***** Dataset content

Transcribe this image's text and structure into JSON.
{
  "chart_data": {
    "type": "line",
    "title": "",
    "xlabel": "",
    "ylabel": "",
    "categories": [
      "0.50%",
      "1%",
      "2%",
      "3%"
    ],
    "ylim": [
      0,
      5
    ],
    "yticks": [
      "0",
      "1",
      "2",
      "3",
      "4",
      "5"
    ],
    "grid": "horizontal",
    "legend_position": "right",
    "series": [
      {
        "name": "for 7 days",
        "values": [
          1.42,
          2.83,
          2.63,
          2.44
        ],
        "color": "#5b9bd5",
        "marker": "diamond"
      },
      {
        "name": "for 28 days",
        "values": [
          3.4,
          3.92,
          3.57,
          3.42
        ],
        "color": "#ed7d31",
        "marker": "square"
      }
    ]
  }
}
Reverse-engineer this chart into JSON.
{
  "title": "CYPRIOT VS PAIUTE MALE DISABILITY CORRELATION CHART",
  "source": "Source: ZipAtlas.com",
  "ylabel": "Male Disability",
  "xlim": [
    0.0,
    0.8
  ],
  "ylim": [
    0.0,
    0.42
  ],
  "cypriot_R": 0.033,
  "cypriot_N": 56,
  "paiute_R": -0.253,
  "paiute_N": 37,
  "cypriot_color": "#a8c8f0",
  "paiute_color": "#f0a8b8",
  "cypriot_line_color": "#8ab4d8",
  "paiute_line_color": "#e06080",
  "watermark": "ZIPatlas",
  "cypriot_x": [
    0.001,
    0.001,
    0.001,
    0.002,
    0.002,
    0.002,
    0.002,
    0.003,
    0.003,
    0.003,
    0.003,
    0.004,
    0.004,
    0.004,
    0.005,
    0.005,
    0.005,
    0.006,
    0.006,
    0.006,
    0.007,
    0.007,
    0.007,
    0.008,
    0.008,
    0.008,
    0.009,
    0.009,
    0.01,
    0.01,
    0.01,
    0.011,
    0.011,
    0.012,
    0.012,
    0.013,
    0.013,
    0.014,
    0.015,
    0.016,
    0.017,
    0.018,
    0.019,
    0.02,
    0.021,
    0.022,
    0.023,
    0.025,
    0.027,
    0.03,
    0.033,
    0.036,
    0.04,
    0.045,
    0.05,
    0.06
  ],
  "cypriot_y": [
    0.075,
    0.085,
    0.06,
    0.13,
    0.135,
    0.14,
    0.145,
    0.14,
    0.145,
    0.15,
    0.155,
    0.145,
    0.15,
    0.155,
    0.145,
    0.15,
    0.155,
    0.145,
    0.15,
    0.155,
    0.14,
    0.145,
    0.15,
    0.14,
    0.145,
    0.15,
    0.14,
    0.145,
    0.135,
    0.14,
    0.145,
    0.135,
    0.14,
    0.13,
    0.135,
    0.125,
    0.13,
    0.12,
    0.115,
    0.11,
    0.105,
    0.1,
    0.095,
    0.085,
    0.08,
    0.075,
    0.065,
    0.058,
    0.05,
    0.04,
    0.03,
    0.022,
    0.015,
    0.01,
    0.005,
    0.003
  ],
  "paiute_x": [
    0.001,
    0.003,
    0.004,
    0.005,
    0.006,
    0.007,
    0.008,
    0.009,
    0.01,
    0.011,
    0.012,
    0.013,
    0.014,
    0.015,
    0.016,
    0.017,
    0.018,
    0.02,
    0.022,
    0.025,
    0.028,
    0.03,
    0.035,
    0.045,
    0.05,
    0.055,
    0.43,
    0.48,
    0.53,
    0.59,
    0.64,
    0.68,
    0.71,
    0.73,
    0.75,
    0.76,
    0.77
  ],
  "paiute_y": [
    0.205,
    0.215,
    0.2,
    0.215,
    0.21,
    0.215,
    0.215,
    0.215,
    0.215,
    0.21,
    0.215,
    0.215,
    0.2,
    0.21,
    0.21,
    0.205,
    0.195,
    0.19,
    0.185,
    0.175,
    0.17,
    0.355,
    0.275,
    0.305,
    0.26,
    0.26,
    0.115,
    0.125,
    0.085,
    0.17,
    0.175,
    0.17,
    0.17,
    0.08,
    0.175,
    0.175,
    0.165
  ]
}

**********

## Request
Each line of the listing should be echoed back exactly.

## Written answer
Transcribe this image's text and structure into JSON.
{
  "chart_data": {
    "type": "line",
    "title": "",
    "xlabel": "",
    "ylabel": "",
    "categories": [
      "0.50%",
      "1%",
      "2%",
      "3%"
    ],
    "ylim": [
      0,
      5
    ],
    "yticks": [
      "0",
      "1",
      "2",
      "3",
      "4",
      "5"
    ],
    "grid": "horizontal",
    "legend_position": "right",
    "series": [
      {
        "name": "for 7 days",
        "values": [
          1.42,
          2.83,
          2.63,
          2.44
        ],
        "color": "#5b9bd5",
        "marker": "diamond"
      },
      {
        "name": "for 28 days",
        "values": [
          3.4,
          3.92,
          3.57,
          3.42
        ],
        "color": "#ed7d31",
        "marker": "square"
      }
    ]
  }
}
Reverse-engineer this chart into JSON.
{
  "title": "CYPRIOT VS PAIUTE MALE DISABILITY CORRELATION CHART",
  "source": "Source: ZipAtlas.com",
  "ylabel": "Male Disability",
  "xlim": [
    0.0,
    0.8
  ],
  "ylim": [
    0.0,
    0.42
  ],
  "cypriot_R": 0.033,
  "cypriot_N": 56,
  "paiute_R": -0.253,
  "paiute_N": 37,
  "cypriot_color": "#a8c8f0",
  "paiute_color": "#f0a8b8",
  "cypriot_line_color": "#8ab4d8",
  "paiute_line_color": "#e06080",
  "watermark": "ZIPatlas",
  "cypriot_x": [
    0.001,
    0.001,
    0.001,
    0.002,
    0.002,
    0.002,
    0.002,
    0.003,
    0.003,
    0.003,
    0.003,
    0.004,
    0.004,
    0.004,
    0.005,
    0.005,
    0.005,
    0.006,
    0.006,
    0.006,
    0.007,
    0.007,
    0.007,
    0.008,
    0.008,
    0.008,
    0.009,
    0.009,
    0.01,
    0.01,
    0.01,
    0.011,
    0.011,
    0.012,
    0.012,
    0.013,
    0.013,
    0.014,
    0.015,
    0.016,
    0.017,
    0.018,
    0.019,
    0.02,
    0.021,
    0.022,
    0.023,
    0.025,
    0.027,
    0.03,
    0.033,
    0.036,
    0.04,
    0.045,
    0.05,
    0.06
  ],
  "cypriot_y": [
    0.075,
    0.085,
    0.06,
    0.13,
    0.135,
    0.14,
    0.145,
    0.14,
    0.145,
    0.15,
    0.155,
    0.145,
    0.15,
    0.155,
    0.145,
    0.15,
    0.155,
    0.145,
    0.15,
    0.155,
    0.14,
    0.145,
    0.15,
    0.14,
    0.145,
    0.15,
    0.14,
    0.145,
    0.135,
    0.14,
    0.145,
    0.135,
    0.14,
    0.13,
    0.135,
    0.125,
    0.13,
    0.12,
    0.115,
    0.11,
    0.105,
    0.1,
    0.095,
    0.085,
    0.08,
    0.075,
    0.065,
    0.058,
    0.05,
    0.04,
    0.03,
    0.022,
    0.015,
    0.01,
    0.005,
    0.003
  ],
  "paiute_x": [
    0.001,
    0.003,
    0.004,
    0.005,
    0.006,
    0.007,
    0.008,
    0.009,
    0.01,
    0.011,
    0.012,
    0.013,
    0.014,
    0.015,
    0.016,
    0.017,
    0.018,
    0.02,
    0.022,
    0.025,
    0.028,
    0.03,
    0.035,
    0.045,
    0.05,
    0.055,
    0.43,
    0.48,
    0.53,
    0.59,
    0.64,
    0.68,
    0.71,
    0.73,
    0.75,
    0.76,
    0.77
  ],
  "paiute_y": [
    0.205,
    0.215,
    0.2,
    0.215,
    0.21,
    0.215,
    0.215,
    0.215,
    0.215,
    0.21,
    0.215,
    0.215,
    0.2,
    0.21,
    0.21,
    0.205,
    0.195,
    0.19,
    0.185,
    0.175,
    0.17,
    0.355,
    0.275,
    0.305,
    0.26,
    0.26,
    0.115,
    0.125,
    0.085,
    0.17,
    0.175,
    0.17,
    0.17,
    0.08,
    0.175,
    0.175,
    0.165
  ]
}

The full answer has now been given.